-- BEGIN EXTRACTED DATA --
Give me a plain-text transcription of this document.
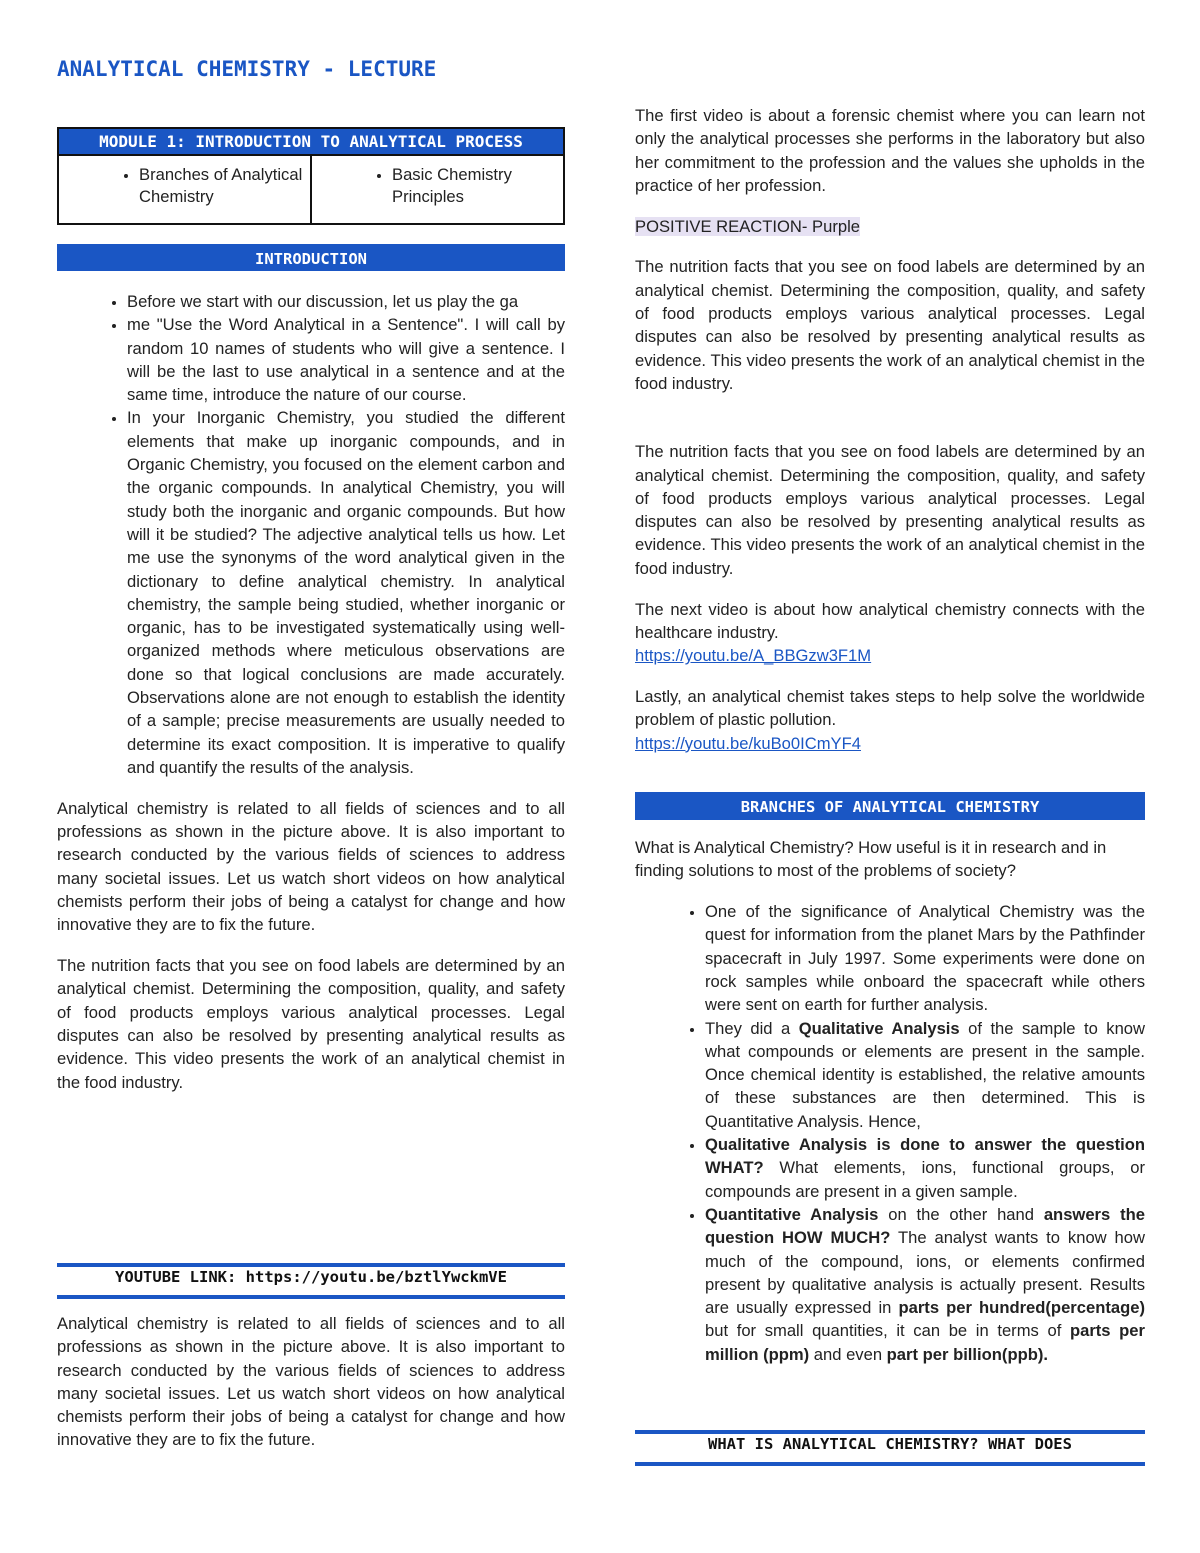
ANALYTICAL CHEMISTRY - LECTURE
MODULE 1: INTRODUCTION TO ANALYTICAL PROCESS
• Branches of Analytical Chemistry
• Basic Chemistry Principles
INTRODUCTION
• Before we start with our discussion, let us play the ga
• me "Use the Word Analytical in a Sentence". I will call by random 10 names of students who will give a sentence. I will be the last to use analytical in a sentence and at the same time, introduce the nature of our course.
• In your Inorganic Chemistry, you studied the different elements that make up inorganic compounds, and in Organic Chemistry, you focused on the element carbon and the organic compounds. In analytical Chemistry, you will study both the inorganic and organic compounds. But how will it be studied? The adjective analytical tells us how. Let me use the synonyms of the word analytical given in the dictionary to define analytical chemistry. In analytical chemistry, the sample being studied, whether inorganic or organic, has to be investigated systematically using well-organized methods where meticulous observations are done so that logical conclusions are made accurately. Observations alone are not enough to establish the identity of a sample; precise measurements are usually needed to determine its exact composition. It is imperative to qualify and quantify the results of the analysis.

Analytical chemistry is related to all fields of sciences and to all professions as shown in the picture above. It is also important to research conducted by the various fields of sciences to address many societal issues. Let us watch short videos on how analytical chemists perform their jobs of being a catalyst for change and how innovative they are to fix the future.

The nutrition facts that you see on food labels are determined by an analytical chemist. Determining the composition, quality, and safety of food products employs various analytical processes. Legal disputes can also be resolved by presenting analytical results as evidence. This video presents the work of an analytical chemist in the food industry.

YOUTUBE LINK: https://youtu.be/bztlYwckmVE

Analytical chemistry is related to all fields of sciences and to all professions as shown in the picture above. It is also important to research conducted by the various fields of sciences to address many societal issues. Let us watch short videos on how analytical chemists perform their jobs of being a catalyst for change and how innovative they are to fix the future.

The first video is about a forensic chemist where you can learn not only the analytical processes she performs in the laboratory but also her commitment to the profession and the values she upholds in the practice of her profession.

POSITIVE REACTION- Purple

The nutrition facts that you see on food labels are determined by an analytical chemist. Determining the composition, quality, and safety of food products employs various analytical processes. Legal disputes can also be resolved by presenting analytical results as evidence. This video presents the work of an analytical chemist in the food industry.

The nutrition facts that you see on food labels are determined by an analytical chemist. Determining the composition, quality, and safety of food products employs various analytical processes. Legal disputes can also be resolved by presenting analytical results as evidence. This video presents the work of an analytical chemist in the food industry.

The next video is about how analytical chemistry connects with the healthcare industry.
https://youtu.be/A_BBGzw3F1M

Lastly, an analytical chemist takes steps to help solve the worldwide problem of plastic pollution.
https://youtu.be/kuBo0ICmYF4

BRANCHES OF ANALYTICAL CHEMISTRY

What is Analytical Chemistry? How useful is it in research and in finding solutions to most of the problems of society?

• One of the significance of Analytical Chemistry was the quest for information from the planet Mars by the Pathfinder spacecraft in July 1997. Some experiments were done on rock samples while onboard the spacecraft while others were sent on earth for further analysis.
• They did a Qualitative Analysis of the sample to know what compounds or elements are present in the sample. Once chemical identity is established, the relative amounts of these substances are then determined. This is Quantitative Analysis. Hence,
• Qualitative Analysis is done to answer the question WHAT? What elements, ions, functional groups, or compounds are present in a given sample.
• Quantitative Analysis on the other hand answers the question HOW MUCH? The analyst wants to know how much of the compound, ions, or elements confirmed present by qualitative analysis is actually present. Results are usually expressed in parts per hundred(percentage) but for small quantities, it can be in terms of parts per million (ppm) and even part per billion(ppb).
WHAT IS ANALYTICAL CHEMISTRY? WHAT DOES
-- END EXTRACTED DATA --
Search the lines above for the string "about" and copy each line that has it.

The first video is about a forensic chemist where you can learn not only the analytical processes she performs in the laboratory but also her commitment to the profession and the values she upholds in the practice of her profession.
The next video is about how analytical chemistry connects with the healthcare industry.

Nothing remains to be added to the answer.